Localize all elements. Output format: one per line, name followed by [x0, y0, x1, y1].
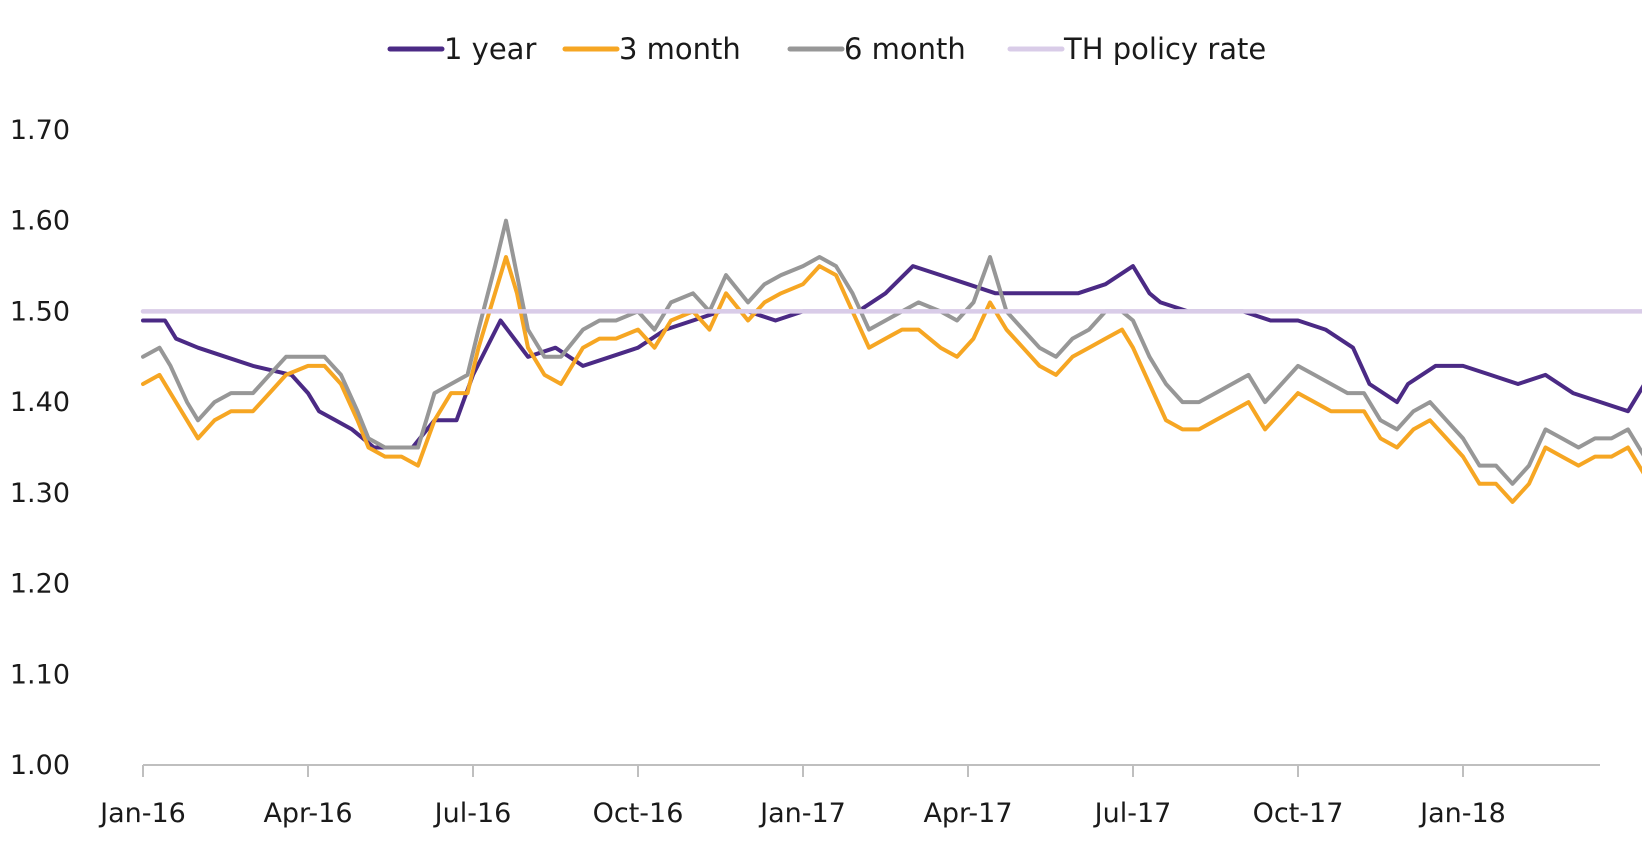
y-tick-label: 1.10 [10, 659, 70, 690]
plot-area [140, 218, 1642, 504]
x-tick-label: Jul-16 [433, 798, 512, 829]
y-tick-label: 1.50 [10, 296, 70, 327]
y-tick-label: 1.40 [10, 387, 70, 418]
x-tick-label: Jan-16 [98, 798, 186, 829]
legend-label: 6 month [844, 32, 966, 66]
legend: 1 year 3 month 6 month TH policy rate [387, 32, 1266, 66]
x-axis: Jan-16 Apr-16 Jul-16 Oct-16 Jan-17 Apr-17 Jul-… [98, 764, 1600, 829]
x-tick-label: Apr-16 [263, 798, 352, 829]
legend-label: TH policy rate [1063, 32, 1266, 66]
y-axis: 1.00 1.10 1.20 1.30 1.40 1.50 1.60 1.70 [10, 115, 70, 781]
legend-label: 1 year [444, 32, 536, 66]
y-tick-label: 1.30 [10, 478, 70, 509]
x-tick-label: Oct-16 [593, 798, 684, 829]
y-tick-label: 1.70 [10, 115, 70, 146]
y-tick-label: 1.60 [10, 206, 70, 237]
x-tick-label: Jan-18 [1418, 798, 1506, 829]
x-tick-label: Oct-17 [1253, 798, 1344, 829]
x-tick-label: Jul-17 [1093, 798, 1172, 829]
x-tick-label: Apr-17 [923, 798, 1012, 829]
x-tick-label: Jan-17 [758, 798, 846, 829]
y-tick-label: 1.20 [10, 569, 70, 600]
legend-label: 3 month [619, 32, 741, 66]
series-line-3-month [141, 255, 1642, 504]
y-tick-label: 1.00 [10, 750, 70, 781]
series-line-6-month [141, 218, 1642, 486]
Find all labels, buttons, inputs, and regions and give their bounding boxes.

:::

## WHAT YOU WILL DO:
Copy every line of the records verbatim, leaving out the pictures.

## OUTPUT OF THE EXERCISE:
Localize all elements. Output format: one per line, name followed by [x0, y0, x1, y1].
y-tick-label: 1.10 [10, 659, 70, 690]
plot-area [140, 218, 1642, 504]
x-tick-label: Jul-16 [433, 798, 512, 829]
y-tick-label: 1.50 [10, 296, 70, 327]
y-tick-label: 1.40 [10, 387, 70, 418]
x-tick-label: Jan-16 [98, 798, 186, 829]
legend-label: 6 month [844, 32, 966, 66]
legend: 1 year 3 month 6 month TH policy rate [387, 32, 1266, 66]
x-axis: Jan-16 Apr-16 Jul-16 Oct-16 Jan-17 Apr-17 Jul-… [98, 764, 1600, 829]
x-tick-label: Apr-16 [263, 798, 352, 829]
legend-label: TH policy rate [1063, 32, 1266, 66]
y-axis: 1.00 1.10 1.20 1.30 1.40 1.50 1.60 1.70 [10, 115, 70, 781]
legend-label: 1 year [444, 32, 536, 66]
y-tick-label: 1.30 [10, 478, 70, 509]
x-tick-label: Oct-16 [593, 798, 684, 829]
y-tick-label: 1.70 [10, 115, 70, 146]
y-tick-label: 1.60 [10, 206, 70, 237]
x-tick-label: Jan-18 [1418, 798, 1506, 829]
x-tick-label: Oct-17 [1253, 798, 1344, 829]
x-tick-label: Jul-17 [1093, 798, 1172, 829]
x-tick-label: Apr-17 [923, 798, 1012, 829]
x-tick-label: Jan-17 [758, 798, 846, 829]
y-tick-label: 1.20 [10, 569, 70, 600]
legend-label: 3 month [619, 32, 741, 66]
series-line-3-month [141, 255, 1642, 504]
y-tick-label: 1.00 [10, 750, 70, 781]
series-line-6-month [141, 218, 1642, 486]
Find all labels, buttons, inputs, and regions and give their bounding boxes.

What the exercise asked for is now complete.